● To do
Only the pictures are left out: repeat the rest of the entries exactly.

● Listed records
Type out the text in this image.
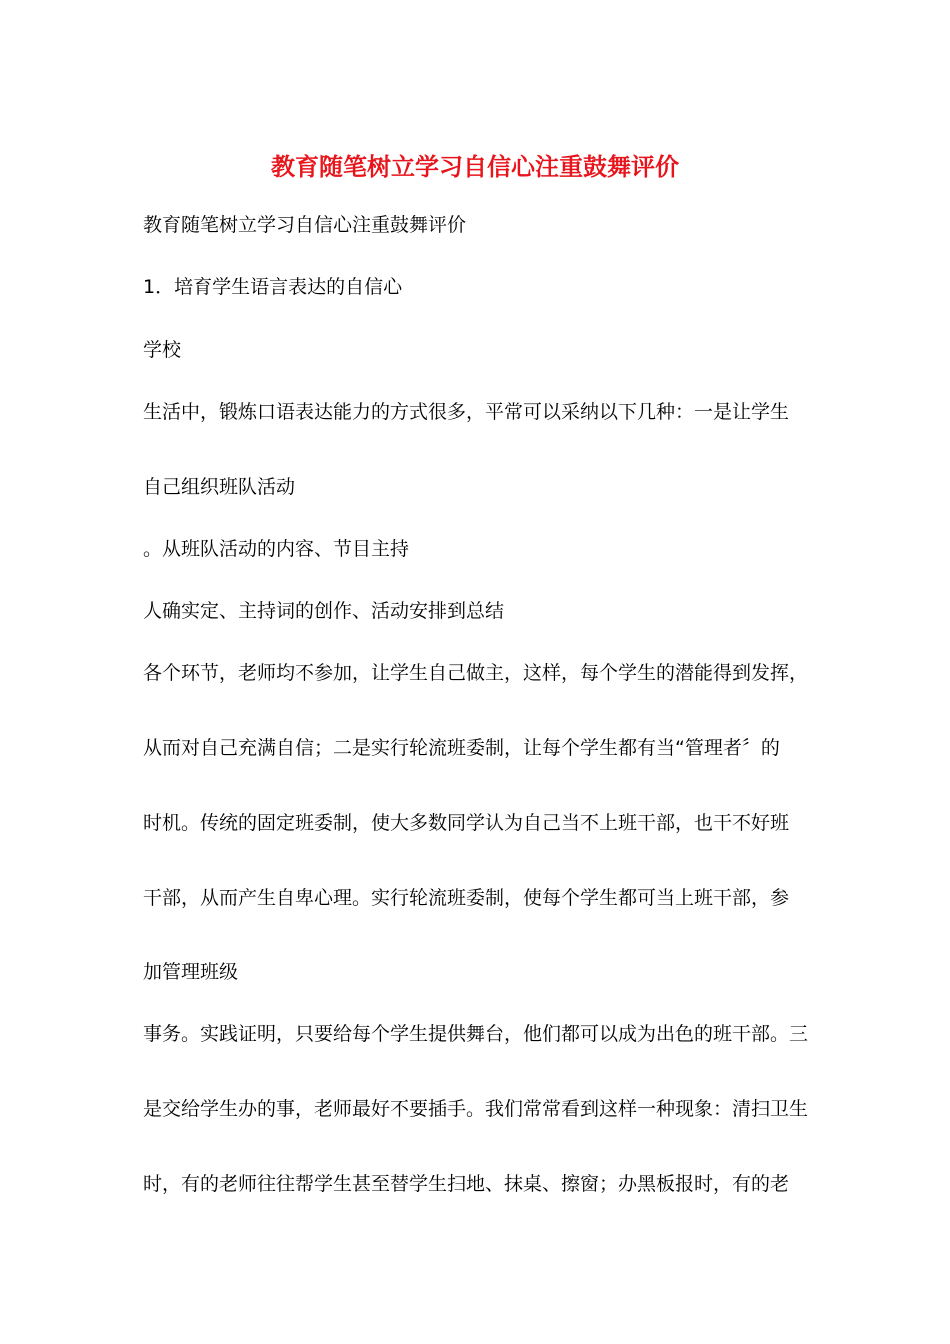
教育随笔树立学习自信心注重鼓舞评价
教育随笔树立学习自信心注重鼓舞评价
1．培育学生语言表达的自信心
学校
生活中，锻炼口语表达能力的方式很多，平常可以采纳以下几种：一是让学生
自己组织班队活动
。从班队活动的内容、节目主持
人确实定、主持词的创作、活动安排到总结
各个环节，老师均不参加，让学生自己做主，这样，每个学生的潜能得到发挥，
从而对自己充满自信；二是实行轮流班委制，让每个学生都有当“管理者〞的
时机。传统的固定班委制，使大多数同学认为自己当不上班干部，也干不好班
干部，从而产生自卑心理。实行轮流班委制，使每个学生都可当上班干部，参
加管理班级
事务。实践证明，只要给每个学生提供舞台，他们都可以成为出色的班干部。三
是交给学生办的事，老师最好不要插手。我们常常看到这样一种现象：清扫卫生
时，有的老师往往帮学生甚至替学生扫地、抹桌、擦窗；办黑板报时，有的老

● Result for this task
Type out the text in this image.
教育随笔树立学习自信心注重鼓舞评价
教育随笔树立学习自信心注重鼓舞评价
1．培育学生语言表达的自信心
学校
生活中，锻炼口语表达能力的方式很多，平常可以采纳以下几种：一是让学生
自己组织班队活动
。从班队活动的内容、节目主持
人确实定、主持词的创作、活动安排到总结
各个环节，老师均不参加，让学生自己做主，这样，每个学生的潜能得到发挥，
从而对自己充满自信；二是实行轮流班委制，让每个学生都有当“管理者〞的
时机。传统的固定班委制，使大多数同学认为自己当不上班干部，也干不好班
干部，从而产生自卑心理。实行轮流班委制，使每个学生都可当上班干部，参
加管理班级
事务。实践证明，只要给每个学生提供舞台，他们都可以成为出色的班干部。三
是交给学生办的事，老师最好不要插手。我们常常看到这样一种现象：清扫卫生
时，有的老师往往帮学生甚至替学生扫地、抹桌、擦窗；办黑板报时，有的老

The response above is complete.